Collected data
----
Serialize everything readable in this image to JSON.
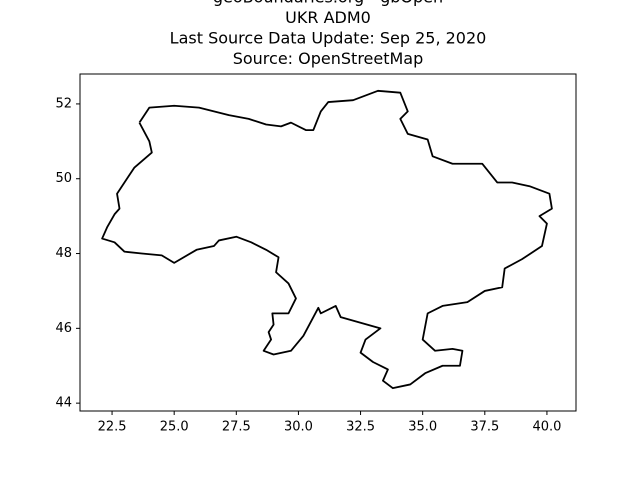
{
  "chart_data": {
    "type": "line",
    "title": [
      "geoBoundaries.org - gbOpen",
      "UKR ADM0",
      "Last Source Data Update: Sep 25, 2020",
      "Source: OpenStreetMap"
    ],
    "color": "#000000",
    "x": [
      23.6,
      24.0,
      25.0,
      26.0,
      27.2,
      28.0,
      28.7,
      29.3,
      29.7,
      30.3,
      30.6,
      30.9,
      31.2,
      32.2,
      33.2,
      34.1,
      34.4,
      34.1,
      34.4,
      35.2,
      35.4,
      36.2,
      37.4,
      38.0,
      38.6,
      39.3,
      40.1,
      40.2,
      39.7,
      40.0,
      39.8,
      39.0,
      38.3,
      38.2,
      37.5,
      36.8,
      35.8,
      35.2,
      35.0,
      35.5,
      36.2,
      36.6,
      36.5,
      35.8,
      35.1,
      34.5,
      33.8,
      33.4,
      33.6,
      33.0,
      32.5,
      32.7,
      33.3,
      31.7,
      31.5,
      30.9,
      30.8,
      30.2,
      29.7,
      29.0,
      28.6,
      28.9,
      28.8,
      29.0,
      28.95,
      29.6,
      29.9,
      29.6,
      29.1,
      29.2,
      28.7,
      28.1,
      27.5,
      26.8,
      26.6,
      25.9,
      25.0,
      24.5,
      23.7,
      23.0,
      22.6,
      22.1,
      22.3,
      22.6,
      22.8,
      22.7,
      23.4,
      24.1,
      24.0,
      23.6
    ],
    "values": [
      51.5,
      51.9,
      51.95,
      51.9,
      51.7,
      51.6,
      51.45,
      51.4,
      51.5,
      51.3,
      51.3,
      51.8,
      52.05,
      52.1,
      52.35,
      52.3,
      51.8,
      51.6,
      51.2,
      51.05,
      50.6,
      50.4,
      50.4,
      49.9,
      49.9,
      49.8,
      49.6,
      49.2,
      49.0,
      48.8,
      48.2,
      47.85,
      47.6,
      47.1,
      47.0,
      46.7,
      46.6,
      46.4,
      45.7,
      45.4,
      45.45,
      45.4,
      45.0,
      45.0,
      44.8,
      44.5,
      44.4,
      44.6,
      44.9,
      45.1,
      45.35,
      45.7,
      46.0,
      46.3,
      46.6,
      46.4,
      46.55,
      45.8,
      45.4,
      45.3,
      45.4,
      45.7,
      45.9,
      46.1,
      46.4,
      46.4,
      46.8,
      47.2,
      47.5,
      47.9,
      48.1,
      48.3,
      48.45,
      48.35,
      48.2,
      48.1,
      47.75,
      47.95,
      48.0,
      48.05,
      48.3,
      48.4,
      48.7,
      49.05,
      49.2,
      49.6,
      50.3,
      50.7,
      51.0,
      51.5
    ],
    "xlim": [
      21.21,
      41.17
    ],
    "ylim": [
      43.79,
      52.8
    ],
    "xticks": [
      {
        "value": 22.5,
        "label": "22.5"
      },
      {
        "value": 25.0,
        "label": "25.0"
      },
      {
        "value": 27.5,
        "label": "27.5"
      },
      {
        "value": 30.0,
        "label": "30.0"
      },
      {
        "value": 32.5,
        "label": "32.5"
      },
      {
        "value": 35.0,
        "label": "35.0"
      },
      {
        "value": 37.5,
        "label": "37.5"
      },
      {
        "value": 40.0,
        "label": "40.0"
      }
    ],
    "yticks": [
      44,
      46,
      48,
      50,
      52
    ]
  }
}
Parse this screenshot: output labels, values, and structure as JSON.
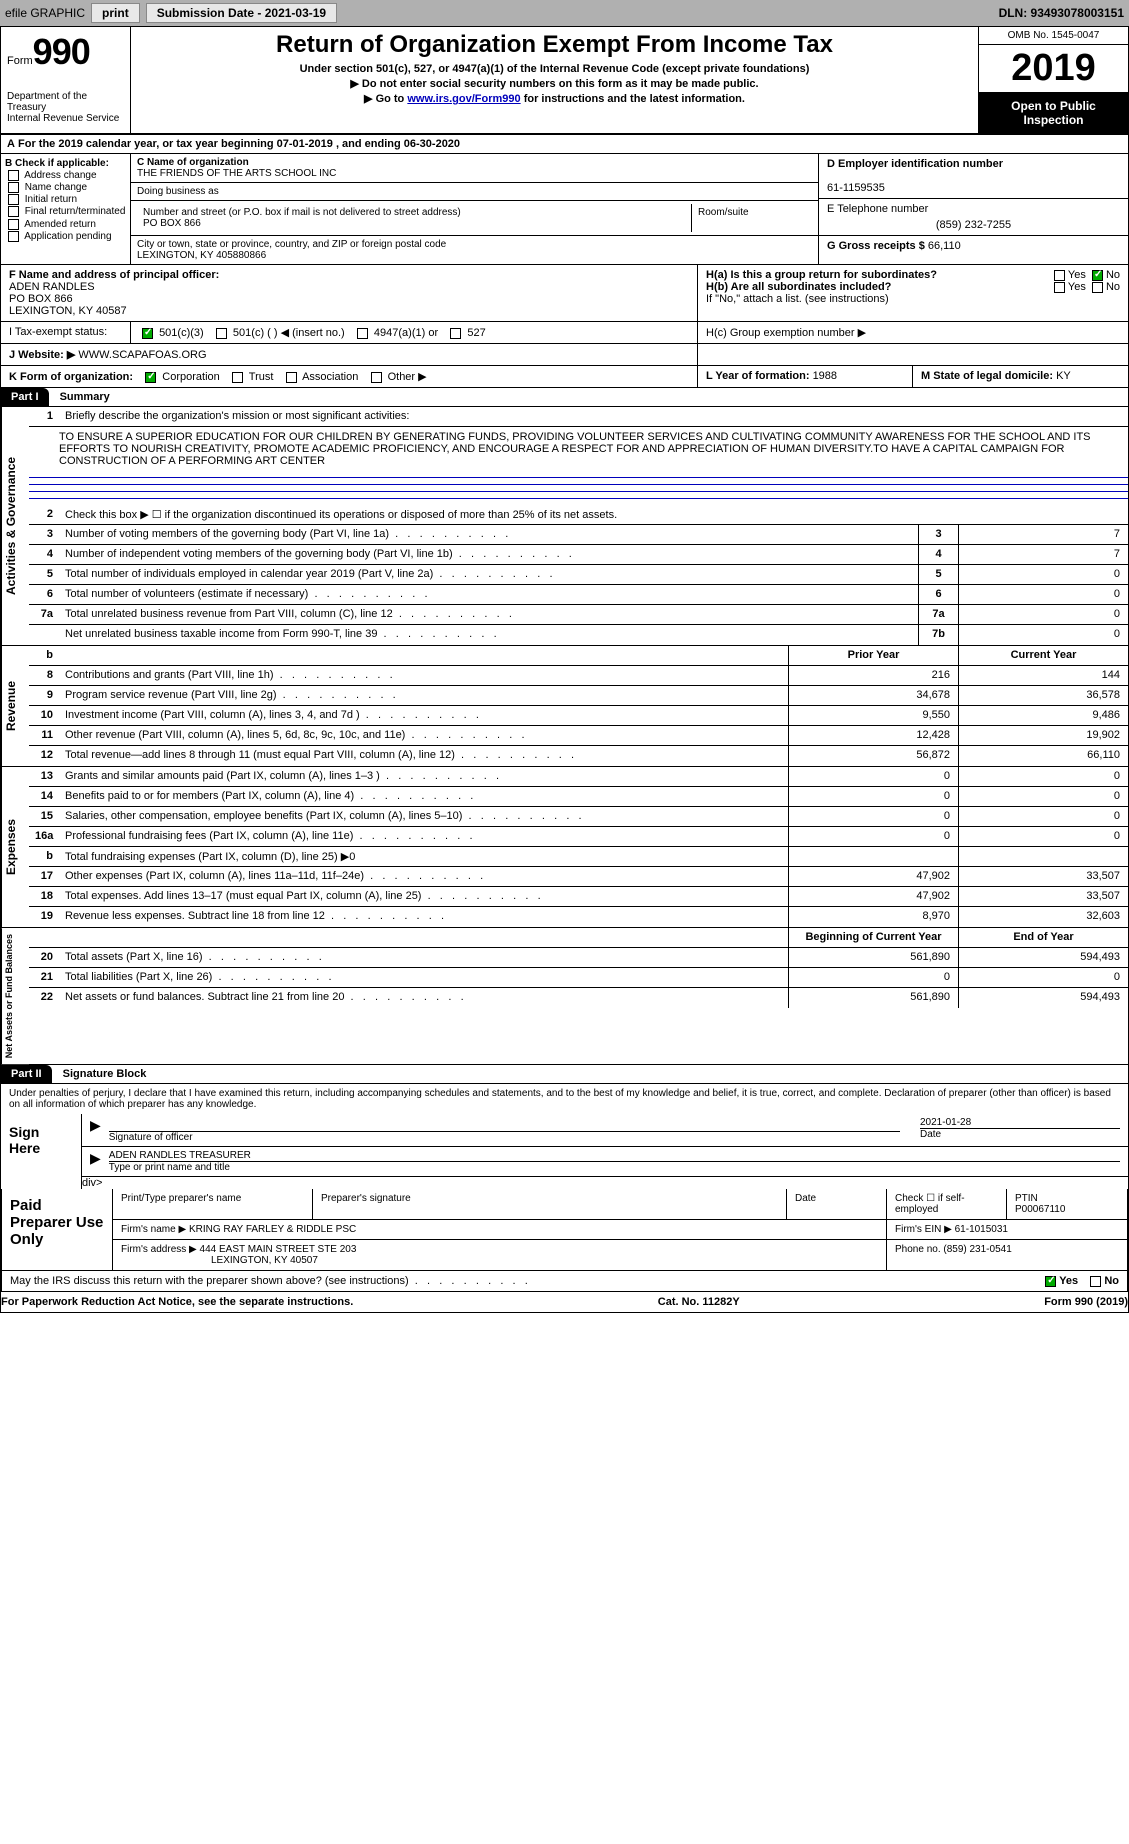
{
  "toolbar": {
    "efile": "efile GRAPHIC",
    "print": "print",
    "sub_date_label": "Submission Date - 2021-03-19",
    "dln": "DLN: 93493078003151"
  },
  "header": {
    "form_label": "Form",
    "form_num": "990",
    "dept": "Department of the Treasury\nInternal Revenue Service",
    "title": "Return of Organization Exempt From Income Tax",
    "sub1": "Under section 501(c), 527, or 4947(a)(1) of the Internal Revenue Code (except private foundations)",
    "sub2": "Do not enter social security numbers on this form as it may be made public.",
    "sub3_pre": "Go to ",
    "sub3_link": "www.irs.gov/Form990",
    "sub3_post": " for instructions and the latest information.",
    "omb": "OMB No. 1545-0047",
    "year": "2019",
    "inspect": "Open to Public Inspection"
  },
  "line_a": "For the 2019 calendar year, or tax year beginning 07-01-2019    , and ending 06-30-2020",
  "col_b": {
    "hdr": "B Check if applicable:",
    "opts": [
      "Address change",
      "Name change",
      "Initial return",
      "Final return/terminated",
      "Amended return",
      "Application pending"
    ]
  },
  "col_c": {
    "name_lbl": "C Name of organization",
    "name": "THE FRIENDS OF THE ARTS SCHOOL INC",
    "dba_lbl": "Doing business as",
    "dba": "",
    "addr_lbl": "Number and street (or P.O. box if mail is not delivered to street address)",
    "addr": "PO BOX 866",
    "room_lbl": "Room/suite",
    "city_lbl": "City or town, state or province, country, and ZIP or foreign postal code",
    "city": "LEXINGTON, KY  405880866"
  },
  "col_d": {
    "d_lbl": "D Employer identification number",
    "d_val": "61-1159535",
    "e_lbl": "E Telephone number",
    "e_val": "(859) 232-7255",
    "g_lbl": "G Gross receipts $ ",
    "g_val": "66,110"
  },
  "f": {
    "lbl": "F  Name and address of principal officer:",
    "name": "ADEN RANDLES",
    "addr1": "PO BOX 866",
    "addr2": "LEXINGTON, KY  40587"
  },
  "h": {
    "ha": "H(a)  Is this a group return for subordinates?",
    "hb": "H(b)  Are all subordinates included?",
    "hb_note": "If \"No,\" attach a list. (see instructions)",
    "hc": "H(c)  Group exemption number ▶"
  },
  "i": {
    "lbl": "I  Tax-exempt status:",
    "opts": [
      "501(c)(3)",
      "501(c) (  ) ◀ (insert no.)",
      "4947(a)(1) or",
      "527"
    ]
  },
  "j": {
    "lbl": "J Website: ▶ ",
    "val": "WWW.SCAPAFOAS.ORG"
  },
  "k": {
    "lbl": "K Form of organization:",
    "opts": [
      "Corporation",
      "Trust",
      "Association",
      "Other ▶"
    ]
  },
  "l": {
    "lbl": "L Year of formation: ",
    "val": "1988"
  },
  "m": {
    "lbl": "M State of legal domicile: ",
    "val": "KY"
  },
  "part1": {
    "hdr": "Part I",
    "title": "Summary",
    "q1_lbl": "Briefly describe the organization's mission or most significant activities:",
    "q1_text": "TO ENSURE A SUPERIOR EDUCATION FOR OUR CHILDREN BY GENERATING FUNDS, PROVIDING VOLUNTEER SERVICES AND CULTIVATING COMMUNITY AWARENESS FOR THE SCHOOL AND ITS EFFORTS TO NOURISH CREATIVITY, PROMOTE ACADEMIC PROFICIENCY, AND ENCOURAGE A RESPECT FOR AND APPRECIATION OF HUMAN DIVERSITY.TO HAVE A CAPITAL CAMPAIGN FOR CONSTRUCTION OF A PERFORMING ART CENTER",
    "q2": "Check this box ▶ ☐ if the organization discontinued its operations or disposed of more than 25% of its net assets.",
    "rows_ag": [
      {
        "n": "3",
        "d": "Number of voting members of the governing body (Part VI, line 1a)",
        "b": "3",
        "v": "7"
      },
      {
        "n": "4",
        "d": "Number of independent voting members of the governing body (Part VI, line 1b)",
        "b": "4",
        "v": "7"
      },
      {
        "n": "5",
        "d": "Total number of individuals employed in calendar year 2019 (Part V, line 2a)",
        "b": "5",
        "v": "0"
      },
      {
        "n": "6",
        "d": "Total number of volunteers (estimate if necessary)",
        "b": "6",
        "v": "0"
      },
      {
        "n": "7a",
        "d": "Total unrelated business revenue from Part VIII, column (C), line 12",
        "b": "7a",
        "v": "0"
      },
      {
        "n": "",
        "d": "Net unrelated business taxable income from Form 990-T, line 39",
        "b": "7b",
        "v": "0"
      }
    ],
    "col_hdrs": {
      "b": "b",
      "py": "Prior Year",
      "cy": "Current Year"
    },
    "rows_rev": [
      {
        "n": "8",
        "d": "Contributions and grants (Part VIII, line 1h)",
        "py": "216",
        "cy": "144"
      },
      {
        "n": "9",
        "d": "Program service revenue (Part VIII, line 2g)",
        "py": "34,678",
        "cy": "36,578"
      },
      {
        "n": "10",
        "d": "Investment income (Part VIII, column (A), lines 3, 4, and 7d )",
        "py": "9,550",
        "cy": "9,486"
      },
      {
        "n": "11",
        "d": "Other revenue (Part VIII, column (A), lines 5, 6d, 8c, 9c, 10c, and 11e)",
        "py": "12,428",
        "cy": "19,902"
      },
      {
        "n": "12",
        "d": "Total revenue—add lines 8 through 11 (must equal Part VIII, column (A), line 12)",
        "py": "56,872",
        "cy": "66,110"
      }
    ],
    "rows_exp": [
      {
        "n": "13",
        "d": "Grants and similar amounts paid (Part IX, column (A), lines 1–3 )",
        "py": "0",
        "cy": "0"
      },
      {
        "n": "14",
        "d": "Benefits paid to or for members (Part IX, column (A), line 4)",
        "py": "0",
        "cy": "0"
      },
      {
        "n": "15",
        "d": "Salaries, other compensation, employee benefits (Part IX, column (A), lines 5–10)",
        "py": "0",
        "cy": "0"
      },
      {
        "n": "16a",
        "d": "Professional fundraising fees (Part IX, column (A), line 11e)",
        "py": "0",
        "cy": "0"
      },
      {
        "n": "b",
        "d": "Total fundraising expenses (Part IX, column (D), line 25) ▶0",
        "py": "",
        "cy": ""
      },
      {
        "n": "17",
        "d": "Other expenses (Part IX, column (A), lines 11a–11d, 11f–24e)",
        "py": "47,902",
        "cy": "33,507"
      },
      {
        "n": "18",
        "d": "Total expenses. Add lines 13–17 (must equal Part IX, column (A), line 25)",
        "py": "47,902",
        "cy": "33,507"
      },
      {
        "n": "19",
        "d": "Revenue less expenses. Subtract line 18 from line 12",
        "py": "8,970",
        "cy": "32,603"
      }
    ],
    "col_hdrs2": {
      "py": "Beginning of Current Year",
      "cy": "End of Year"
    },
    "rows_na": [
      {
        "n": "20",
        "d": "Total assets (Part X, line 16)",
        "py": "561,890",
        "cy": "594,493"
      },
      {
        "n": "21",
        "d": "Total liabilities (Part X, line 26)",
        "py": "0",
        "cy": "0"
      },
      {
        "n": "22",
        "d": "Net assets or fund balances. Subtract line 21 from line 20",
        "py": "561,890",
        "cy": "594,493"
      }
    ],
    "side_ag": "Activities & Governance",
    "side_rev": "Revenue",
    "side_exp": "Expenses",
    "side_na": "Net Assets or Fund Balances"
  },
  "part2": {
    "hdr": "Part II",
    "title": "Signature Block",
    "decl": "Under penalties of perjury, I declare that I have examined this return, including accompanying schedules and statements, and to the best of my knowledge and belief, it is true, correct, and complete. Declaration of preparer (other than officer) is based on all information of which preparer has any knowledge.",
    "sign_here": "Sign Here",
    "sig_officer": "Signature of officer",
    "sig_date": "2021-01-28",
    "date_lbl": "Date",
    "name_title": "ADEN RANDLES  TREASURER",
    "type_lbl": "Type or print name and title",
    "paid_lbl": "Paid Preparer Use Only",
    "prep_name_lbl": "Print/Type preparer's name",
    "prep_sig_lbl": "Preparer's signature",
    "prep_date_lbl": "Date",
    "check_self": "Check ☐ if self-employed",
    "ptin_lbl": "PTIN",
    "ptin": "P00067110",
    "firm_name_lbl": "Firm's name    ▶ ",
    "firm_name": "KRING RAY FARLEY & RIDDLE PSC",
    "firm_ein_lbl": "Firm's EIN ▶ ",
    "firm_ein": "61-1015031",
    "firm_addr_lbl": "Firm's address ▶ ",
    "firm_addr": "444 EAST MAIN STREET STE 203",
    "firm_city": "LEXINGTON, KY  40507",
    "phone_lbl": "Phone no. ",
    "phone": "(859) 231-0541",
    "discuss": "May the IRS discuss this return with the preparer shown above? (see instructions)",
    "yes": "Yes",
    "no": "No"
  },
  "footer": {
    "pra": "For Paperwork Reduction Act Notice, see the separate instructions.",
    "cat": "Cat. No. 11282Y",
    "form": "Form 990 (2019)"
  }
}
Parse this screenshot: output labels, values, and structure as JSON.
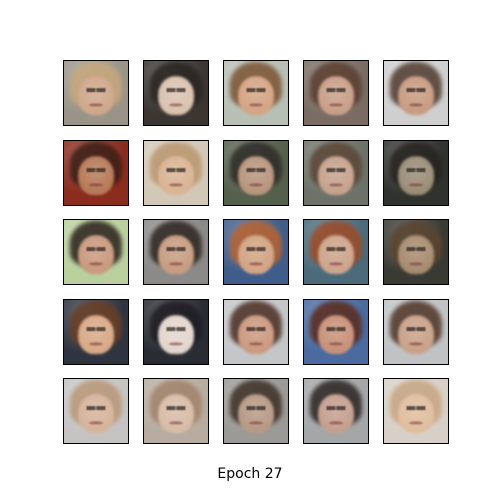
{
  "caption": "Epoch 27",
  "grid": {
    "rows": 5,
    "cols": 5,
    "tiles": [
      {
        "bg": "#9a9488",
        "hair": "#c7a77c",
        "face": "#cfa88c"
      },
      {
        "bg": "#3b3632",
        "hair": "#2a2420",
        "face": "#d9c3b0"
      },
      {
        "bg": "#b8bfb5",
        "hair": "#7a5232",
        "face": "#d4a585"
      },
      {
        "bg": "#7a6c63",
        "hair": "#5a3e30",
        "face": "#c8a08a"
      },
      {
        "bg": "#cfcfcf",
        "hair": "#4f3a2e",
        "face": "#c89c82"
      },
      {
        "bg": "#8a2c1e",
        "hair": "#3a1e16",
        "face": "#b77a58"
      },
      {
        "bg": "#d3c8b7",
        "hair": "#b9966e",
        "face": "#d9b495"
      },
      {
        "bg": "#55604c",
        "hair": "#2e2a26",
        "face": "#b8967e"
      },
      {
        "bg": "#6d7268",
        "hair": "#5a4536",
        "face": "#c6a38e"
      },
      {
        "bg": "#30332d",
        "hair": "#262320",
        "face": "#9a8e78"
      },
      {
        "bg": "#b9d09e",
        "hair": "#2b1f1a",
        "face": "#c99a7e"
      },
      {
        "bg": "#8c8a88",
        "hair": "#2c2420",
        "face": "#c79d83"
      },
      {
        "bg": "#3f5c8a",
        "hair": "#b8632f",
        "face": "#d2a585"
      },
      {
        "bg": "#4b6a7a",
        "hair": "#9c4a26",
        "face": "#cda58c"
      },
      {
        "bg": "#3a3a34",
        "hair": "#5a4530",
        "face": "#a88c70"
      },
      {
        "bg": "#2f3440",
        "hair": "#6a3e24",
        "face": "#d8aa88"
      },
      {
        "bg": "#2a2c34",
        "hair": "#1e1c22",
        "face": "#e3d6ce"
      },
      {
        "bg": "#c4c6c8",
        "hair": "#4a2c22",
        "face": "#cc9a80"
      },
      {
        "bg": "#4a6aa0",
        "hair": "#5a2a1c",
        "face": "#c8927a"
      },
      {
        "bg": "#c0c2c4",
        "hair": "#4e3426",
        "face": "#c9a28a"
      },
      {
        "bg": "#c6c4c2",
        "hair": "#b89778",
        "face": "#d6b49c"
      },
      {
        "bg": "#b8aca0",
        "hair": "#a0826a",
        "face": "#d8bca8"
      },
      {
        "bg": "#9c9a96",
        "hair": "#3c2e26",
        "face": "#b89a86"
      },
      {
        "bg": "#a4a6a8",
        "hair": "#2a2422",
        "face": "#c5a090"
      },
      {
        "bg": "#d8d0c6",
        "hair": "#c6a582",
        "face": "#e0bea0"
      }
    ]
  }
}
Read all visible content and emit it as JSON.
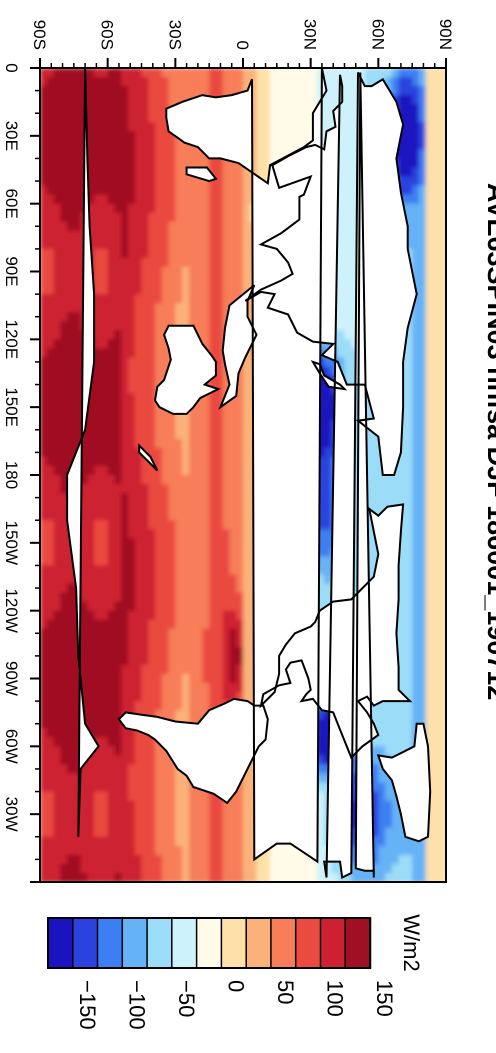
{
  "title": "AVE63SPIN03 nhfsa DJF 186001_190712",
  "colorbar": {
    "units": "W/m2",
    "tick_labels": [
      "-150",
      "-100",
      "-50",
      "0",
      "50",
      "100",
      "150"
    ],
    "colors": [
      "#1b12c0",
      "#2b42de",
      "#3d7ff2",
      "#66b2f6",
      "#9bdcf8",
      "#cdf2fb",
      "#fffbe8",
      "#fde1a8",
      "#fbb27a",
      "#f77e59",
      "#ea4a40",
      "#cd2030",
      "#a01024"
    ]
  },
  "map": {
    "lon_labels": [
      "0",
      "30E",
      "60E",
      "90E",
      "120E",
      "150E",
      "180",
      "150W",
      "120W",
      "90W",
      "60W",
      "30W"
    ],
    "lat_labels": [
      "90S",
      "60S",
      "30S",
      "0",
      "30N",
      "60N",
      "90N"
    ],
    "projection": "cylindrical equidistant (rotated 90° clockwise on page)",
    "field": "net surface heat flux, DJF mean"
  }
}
----
What is needed: Count how many lines above carry the word "body". Only the number is required.

The answer: 2